======== STORED ROWS

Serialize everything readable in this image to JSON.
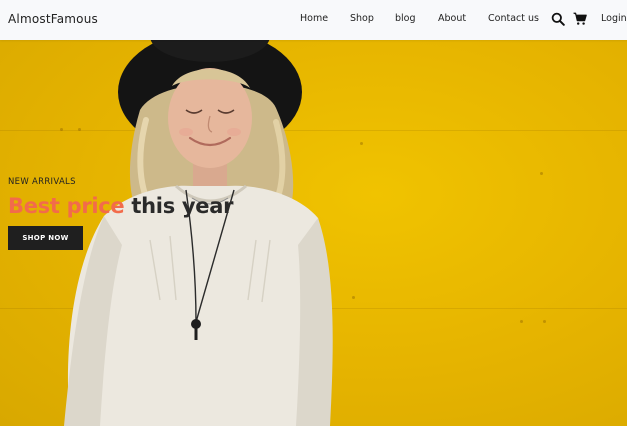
{
  "brand": {
    "name": "AlmostFamous"
  },
  "nav": {
    "items": [
      {
        "label": "Home"
      },
      {
        "label": "Shop"
      },
      {
        "label": "blog"
      },
      {
        "label": "About"
      },
      {
        "label": "Contact us"
      }
    ],
    "search_icon": "search-icon",
    "cart_icon": "cart-icon",
    "login_label": "Login"
  },
  "hero": {
    "eyebrow": "NEW ARRIVALS",
    "headline_accent": "Best price",
    "headline_rest": "this year",
    "cta_label": "SHOP NOW",
    "image": "woman-with-black-hat-smiling-on-yellow-wall"
  },
  "colors": {
    "hero_bg": "#e8b800",
    "accent": "#f26b4b",
    "button_bg": "#1f1f1f",
    "navbar_bg": "#f8f9fb"
  }
}
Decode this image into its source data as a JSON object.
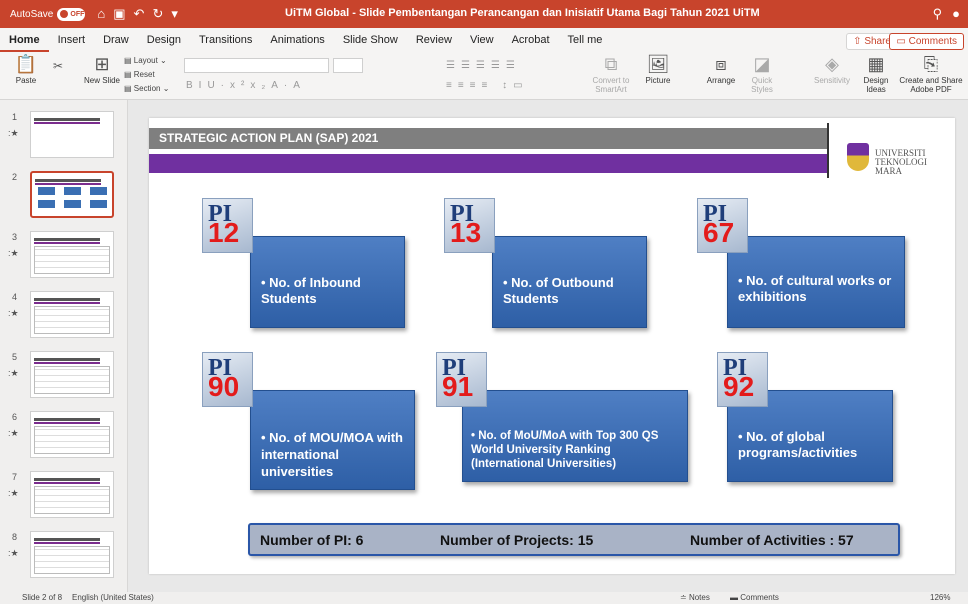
{
  "titlebar": {
    "autosave": "AutoSave",
    "toggle": "OFF",
    "title": "UiTM Global - Slide Pembentangan Perancangan dan Inisiatif Utama Bagi Tahun 2021 UiTM"
  },
  "tabs": [
    "Home",
    "Insert",
    "Draw",
    "Design",
    "Transitions",
    "Animations",
    "Slide Show",
    "Review",
    "View",
    "Acrobat",
    "Tell me"
  ],
  "share": "Share",
  "comments": "Comments",
  "ribbon": {
    "paste": "Paste",
    "new_slide": "New Slide",
    "layout": "Layout",
    "reset": "Reset",
    "section": "Section",
    "convert": "Convert to SmartArt",
    "picture": "Picture",
    "arrange": "Arrange",
    "quick_styles": "Quick Styles",
    "sensitivity": "Sensitivity",
    "design_ideas": "Design Ideas",
    "adobe": "Create and Share Adobe PDF"
  },
  "thumbs": [
    {
      "num": "1"
    },
    {
      "num": "2"
    },
    {
      "num": "3"
    },
    {
      "num": "4"
    },
    {
      "num": "5"
    },
    {
      "num": "6"
    },
    {
      "num": "7"
    },
    {
      "num": "8"
    }
  ],
  "slide": {
    "title": "STRATEGIC ACTION PLAN (SAP) 2021",
    "logo_line1": "UNIVERSITI",
    "logo_line2": "TEKNOLOGI",
    "logo_line3": "MARA",
    "pi_label": "PI",
    "items": [
      {
        "num": "12",
        "text": "• No. of Inbound Students"
      },
      {
        "num": "13",
        "text": "• No. of Outbound Students"
      },
      {
        "num": "67",
        "text": "• No. of cultural works or exhibitions"
      },
      {
        "num": "90",
        "text": "• No. of MOU/MOA with international universities"
      },
      {
        "num": "91",
        "text": "• No. of MoU/MoA with Top 300 QS World University Ranking (International Universities)"
      },
      {
        "num": "92",
        "text": "• No. of global programs/activities"
      }
    ],
    "summary": {
      "pi": "Number of PI: 6",
      "projects": "Number of Projects: 15",
      "activities": "Number of Activities : 57"
    }
  },
  "statusbar": {
    "slide": "Slide 2 of 8",
    "language": "English (United States)",
    "notes": "Notes",
    "comments": "Comments",
    "zoom": "126%"
  }
}
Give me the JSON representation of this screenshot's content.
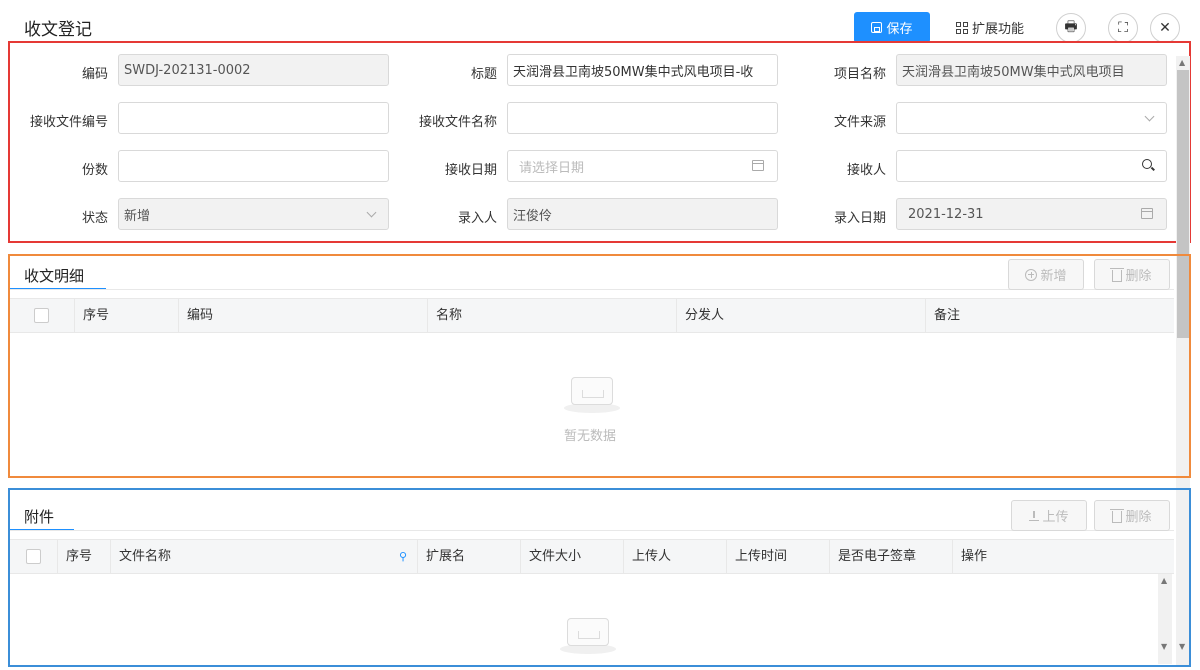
{
  "header": {
    "title": "收文登记",
    "save_label": "保存",
    "extend_label": "扩展功能",
    "print_icon": "🖶",
    "fullscreen_icon": "⛶",
    "close_icon": "✕"
  },
  "form": {
    "code": {
      "label": "编码",
      "value": "SWDJ-202131-0002"
    },
    "title": {
      "label": "标题",
      "value": "天润滑县卫南坡50MW集中式风电项目-收"
    },
    "project_name": {
      "label": "项目名称",
      "value": "天润滑县卫南坡50MW集中式风电项目"
    },
    "recv_doc_no": {
      "label": "接收文件编号",
      "value": ""
    },
    "recv_doc_name": {
      "label": "接收文件名称",
      "value": ""
    },
    "doc_source": {
      "label": "文件来源",
      "value": ""
    },
    "copies": {
      "label": "份数",
      "value": ""
    },
    "recv_date": {
      "label": "接收日期",
      "placeholder": "请选择日期"
    },
    "receiver": {
      "label": "接收人",
      "value": ""
    },
    "status": {
      "label": "状态",
      "value": "新增"
    },
    "entered_by": {
      "label": "录入人",
      "value": "汪俊伶"
    },
    "entry_date": {
      "label": "录入日期",
      "value": "2021-12-31"
    }
  },
  "detail": {
    "title": "收文明细",
    "add_label": "新增",
    "delete_label": "删除",
    "columns": [
      "序号",
      "编码",
      "名称",
      "分发人",
      "备注"
    ],
    "empty_text": "暂无数据"
  },
  "attachments": {
    "title": "附件",
    "upload_label": "上传",
    "delete_label": "删除",
    "columns": [
      "序号",
      "文件名称",
      "扩展名",
      "文件大小",
      "上传人",
      "上传时间",
      "是否电子签章",
      "操作"
    ]
  },
  "colors": {
    "primary": "#1e90ff",
    "red_outline": "#e53935",
    "orange_outline": "#f08a3c",
    "blue_outline": "#3b8ed8"
  }
}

================

WORK TO DO: Repeat the data above exactly, but not the pictures.

EXPECTED ANSWER:
Serialize everything readable in this image to JSON.
{
  "brand": {
    "name": "AlmostFamous"
  },
  "nav": {
    "items": [
      {
        "label": "Home"
      },
      {
        "label": "Shop"
      },
      {
        "label": "blog"
      },
      {
        "label": "About"
      },
      {
        "label": "Contact us"
      }
    ],
    "search_icon": "search-icon",
    "cart_icon": "cart-icon",
    "login_label": "Login"
  },
  "hero": {
    "eyebrow": "NEW ARRIVALS",
    "headline_accent": "Best price",
    "headline_rest": "this year",
    "cta_label": "SHOP NOW",
    "image": "woman-with-black-hat-smiling-on-yellow-wall"
  },
  "colors": {
    "hero_bg": "#e8b800",
    "accent": "#f26b4b",
    "button_bg": "#1f1f1f",
    "navbar_bg": "#f8f9fb"
  }
}
Decode this image into its source data as a JSON object.
{
  "titlebar": {
    "autosave": "AutoSave",
    "toggle": "OFF",
    "title": "UiTM Global - Slide Pembentangan Perancangan dan Inisiatif Utama Bagi Tahun 2021 UiTM"
  },
  "tabs": [
    "Home",
    "Insert",
    "Draw",
    "Design",
    "Transitions",
    "Animations",
    "Slide Show",
    "Review",
    "View",
    "Acrobat",
    "Tell me"
  ],
  "share": "Share",
  "comments": "Comments",
  "ribbon": {
    "paste": "Paste",
    "new_slide": "New Slide",
    "layout": "Layout",
    "reset": "Reset",
    "section": "Section",
    "convert": "Convert to SmartArt",
    "picture": "Picture",
    "arrange": "Arrange",
    "quick_styles": "Quick Styles",
    "sensitivity": "Sensitivity",
    "design_ideas": "Design Ideas",
    "adobe": "Create and Share Adobe PDF"
  },
  "thumbs": [
    {
      "num": "1"
    },
    {
      "num": "2"
    },
    {
      "num": "3"
    },
    {
      "num": "4"
    },
    {
      "num": "5"
    },
    {
      "num": "6"
    },
    {
      "num": "7"
    },
    {
      "num": "8"
    }
  ],
  "slide": {
    "title": "STRATEGIC ACTION PLAN (SAP) 2021",
    "logo_line1": "UNIVERSITI",
    "logo_line2": "TEKNOLOGI",
    "logo_line3": "MARA",
    "pi_label": "PI",
    "items": [
      {
        "num": "12",
        "text": "• No. of Inbound Students"
      },
      {
        "num": "13",
        "text": "• No. of Outbound Students"
      },
      {
        "num": "67",
        "text": "• No. of cultural works or exhibitions"
      },
      {
        "num": "90",
        "text": "• No. of MOU/MOA with international universities"
      },
      {
        "num": "91",
        "text": "• No. of MoU/MoA with Top 300 QS World University Ranking (International Universities)"
      },
      {
        "num": "92",
        "text": "• No. of global programs/activities"
      }
    ],
    "summary": {
      "pi": "Number of PI: 6",
      "projects": "Number of Projects: 15",
      "activities": "Number of Activities : 57"
    }
  },
  "statusbar": {
    "slide": "Slide 2 of 8",
    "language": "English (United States)",
    "notes": "Notes",
    "comments": "Comments",
    "zoom": "126%"
  }
}
Give me the JSON representation of this screenshot's content.
{
  "header": {
    "title": "收文登记",
    "save_label": "保存",
    "extend_label": "扩展功能",
    "print_icon": "🖶",
    "fullscreen_icon": "⛶",
    "close_icon": "✕"
  },
  "form": {
    "code": {
      "label": "编码",
      "value": "SWDJ-202131-0002"
    },
    "title": {
      "label": "标题",
      "value": "天润滑县卫南坡50MW集中式风电项目-收"
    },
    "project_name": {
      "label": "项目名称",
      "value": "天润滑县卫南坡50MW集中式风电项目"
    },
    "recv_doc_no": {
      "label": "接收文件编号",
      "value": ""
    },
    "recv_doc_name": {
      "label": "接收文件名称",
      "value": ""
    },
    "doc_source": {
      "label": "文件来源",
      "value": ""
    },
    "copies": {
      "label": "份数",
      "value": ""
    },
    "recv_date": {
      "label": "接收日期",
      "placeholder": "请选择日期"
    },
    "receiver": {
      "label": "接收人",
      "value": ""
    },
    "status": {
      "label": "状态",
      "value": "新增"
    },
    "entered_by": {
      "label": "录入人",
      "value": "汪俊伶"
    },
    "entry_date": {
      "label": "录入日期",
      "value": "2021-12-31"
    }
  },
  "detail": {
    "title": "收文明细",
    "add_label": "新增",
    "delete_label": "删除",
    "columns": [
      "序号",
      "编码",
      "名称",
      "分发人",
      "备注"
    ],
    "empty_text": "暂无数据"
  },
  "attachments": {
    "title": "附件",
    "upload_label": "上传",
    "delete_label": "删除",
    "columns": [
      "序号",
      "文件名称",
      "扩展名",
      "文件大小",
      "上传人",
      "上传时间",
      "是否电子签章",
      "操作"
    ]
  },
  "colors": {
    "primary": "#1e90ff",
    "red_outline": "#e53935",
    "orange_outline": "#f08a3c",
    "blue_outline": "#3b8ed8"
  }
}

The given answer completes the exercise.